Texto de origen ::
___

A través de las palabras se pudiera escribir
la historia de la ignominia humana. En las lenguas vivas, muchas perviven como
atavismos que nos retrotraen a la prehistoria, conteniendo el veneno de
prácticas que creímos confinadas definitivamente al basurero del tiempo. Si,
como decía Chateaubriand, hay palabras
que solo deberían servir una vez, en cambio hay otras de las que no
deberíamos servirnos nunca, en ningún contexto ni bajo la excusa de ninguna
circunstancia. Veamos un ejemplo.
En el dialogo Protágoras, Platón, como le era
habitual en este género de obras, pone en boca de su maestro Sócrates una larga
disertación exegética sobre un poema de Simónides del que cita este verso:
No denigraré a
ése,
pues de denigrar
no soy amigo,
porque no tiene
límite el linaje de los necios.

___

Información registrada ::
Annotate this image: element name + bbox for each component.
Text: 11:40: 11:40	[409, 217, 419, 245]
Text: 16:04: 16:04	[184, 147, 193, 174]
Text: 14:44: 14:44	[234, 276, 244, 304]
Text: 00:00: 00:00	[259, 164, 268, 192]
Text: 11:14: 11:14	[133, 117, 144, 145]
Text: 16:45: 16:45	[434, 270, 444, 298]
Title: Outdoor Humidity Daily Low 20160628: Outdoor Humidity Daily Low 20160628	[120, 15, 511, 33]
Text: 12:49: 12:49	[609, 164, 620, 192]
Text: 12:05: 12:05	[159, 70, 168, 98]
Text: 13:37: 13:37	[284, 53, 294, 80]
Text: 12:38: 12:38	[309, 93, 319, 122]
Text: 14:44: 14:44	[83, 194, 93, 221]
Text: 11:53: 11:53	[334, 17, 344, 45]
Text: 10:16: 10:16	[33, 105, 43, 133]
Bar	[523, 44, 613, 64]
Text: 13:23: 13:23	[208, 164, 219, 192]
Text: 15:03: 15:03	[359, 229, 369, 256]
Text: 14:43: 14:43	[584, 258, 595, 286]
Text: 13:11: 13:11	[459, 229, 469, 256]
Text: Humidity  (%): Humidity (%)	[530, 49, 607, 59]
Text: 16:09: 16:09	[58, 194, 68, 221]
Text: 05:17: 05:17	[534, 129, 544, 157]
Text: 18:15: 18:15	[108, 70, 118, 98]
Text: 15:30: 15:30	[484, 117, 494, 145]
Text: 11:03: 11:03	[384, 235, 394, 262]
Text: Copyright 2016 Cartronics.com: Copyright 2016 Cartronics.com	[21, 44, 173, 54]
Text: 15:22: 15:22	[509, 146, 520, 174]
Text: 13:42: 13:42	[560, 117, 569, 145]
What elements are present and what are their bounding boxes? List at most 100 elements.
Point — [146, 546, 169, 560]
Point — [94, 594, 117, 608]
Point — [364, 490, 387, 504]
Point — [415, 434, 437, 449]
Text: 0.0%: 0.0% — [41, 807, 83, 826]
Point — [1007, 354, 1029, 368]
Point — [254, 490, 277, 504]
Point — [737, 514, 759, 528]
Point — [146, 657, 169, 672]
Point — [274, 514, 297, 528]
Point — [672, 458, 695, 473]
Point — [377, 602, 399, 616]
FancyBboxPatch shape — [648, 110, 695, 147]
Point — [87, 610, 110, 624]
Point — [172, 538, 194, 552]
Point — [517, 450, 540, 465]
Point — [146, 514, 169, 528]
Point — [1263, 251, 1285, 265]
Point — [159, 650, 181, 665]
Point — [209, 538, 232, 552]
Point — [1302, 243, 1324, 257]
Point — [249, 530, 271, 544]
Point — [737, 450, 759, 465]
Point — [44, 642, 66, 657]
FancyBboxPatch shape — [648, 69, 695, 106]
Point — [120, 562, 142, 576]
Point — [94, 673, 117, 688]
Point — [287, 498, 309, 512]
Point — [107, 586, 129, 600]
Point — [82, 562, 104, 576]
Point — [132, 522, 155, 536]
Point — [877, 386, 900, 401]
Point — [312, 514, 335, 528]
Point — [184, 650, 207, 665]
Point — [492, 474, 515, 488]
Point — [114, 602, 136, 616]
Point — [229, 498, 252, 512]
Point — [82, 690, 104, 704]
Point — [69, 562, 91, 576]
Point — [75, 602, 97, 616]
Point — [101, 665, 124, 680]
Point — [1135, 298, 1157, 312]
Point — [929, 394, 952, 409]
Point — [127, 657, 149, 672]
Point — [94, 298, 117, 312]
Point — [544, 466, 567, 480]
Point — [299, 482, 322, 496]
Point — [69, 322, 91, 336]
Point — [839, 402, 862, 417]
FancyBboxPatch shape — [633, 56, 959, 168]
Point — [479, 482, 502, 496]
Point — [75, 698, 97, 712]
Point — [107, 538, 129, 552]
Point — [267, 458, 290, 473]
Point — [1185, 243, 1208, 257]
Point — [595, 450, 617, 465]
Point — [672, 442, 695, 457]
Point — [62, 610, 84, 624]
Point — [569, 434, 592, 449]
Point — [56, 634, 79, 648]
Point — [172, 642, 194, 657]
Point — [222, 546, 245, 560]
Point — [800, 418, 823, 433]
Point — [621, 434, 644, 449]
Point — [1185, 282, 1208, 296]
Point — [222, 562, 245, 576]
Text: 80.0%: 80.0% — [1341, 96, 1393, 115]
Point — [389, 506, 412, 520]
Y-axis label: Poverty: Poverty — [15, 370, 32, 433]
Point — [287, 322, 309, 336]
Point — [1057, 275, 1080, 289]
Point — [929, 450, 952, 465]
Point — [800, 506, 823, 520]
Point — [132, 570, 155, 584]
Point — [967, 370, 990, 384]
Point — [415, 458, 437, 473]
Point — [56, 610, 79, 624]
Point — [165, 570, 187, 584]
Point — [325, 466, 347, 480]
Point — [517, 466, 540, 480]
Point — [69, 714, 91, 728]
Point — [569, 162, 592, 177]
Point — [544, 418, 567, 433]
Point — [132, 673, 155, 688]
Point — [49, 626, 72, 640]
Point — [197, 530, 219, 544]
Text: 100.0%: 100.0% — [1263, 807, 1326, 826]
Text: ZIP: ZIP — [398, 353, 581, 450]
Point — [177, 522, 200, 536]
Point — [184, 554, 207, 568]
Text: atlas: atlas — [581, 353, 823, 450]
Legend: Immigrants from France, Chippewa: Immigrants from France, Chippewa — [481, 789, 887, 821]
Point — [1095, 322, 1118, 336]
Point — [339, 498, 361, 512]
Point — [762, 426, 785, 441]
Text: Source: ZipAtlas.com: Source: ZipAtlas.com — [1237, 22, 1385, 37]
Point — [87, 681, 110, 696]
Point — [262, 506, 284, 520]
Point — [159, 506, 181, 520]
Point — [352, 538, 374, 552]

___

Objetivo del ejercicio ::
Devuelve sin cambios el pasaje del texto sobre las palabras y la ignominia que arranca en las palabras "En el dialogo" y concluye tras "de los necios.".

Problema resuelto ::
En el dialogo Protágoras, Platón, como le era
habitual en este género de obras, pone en boca de su maestro Sócrates una larga
disertación exegética sobre un poema de Simónides del que cita este verso:
No denigraré a
ése,
pues de denigrar
no soy amigo,
porque no tiene
límite el linaje de los necios.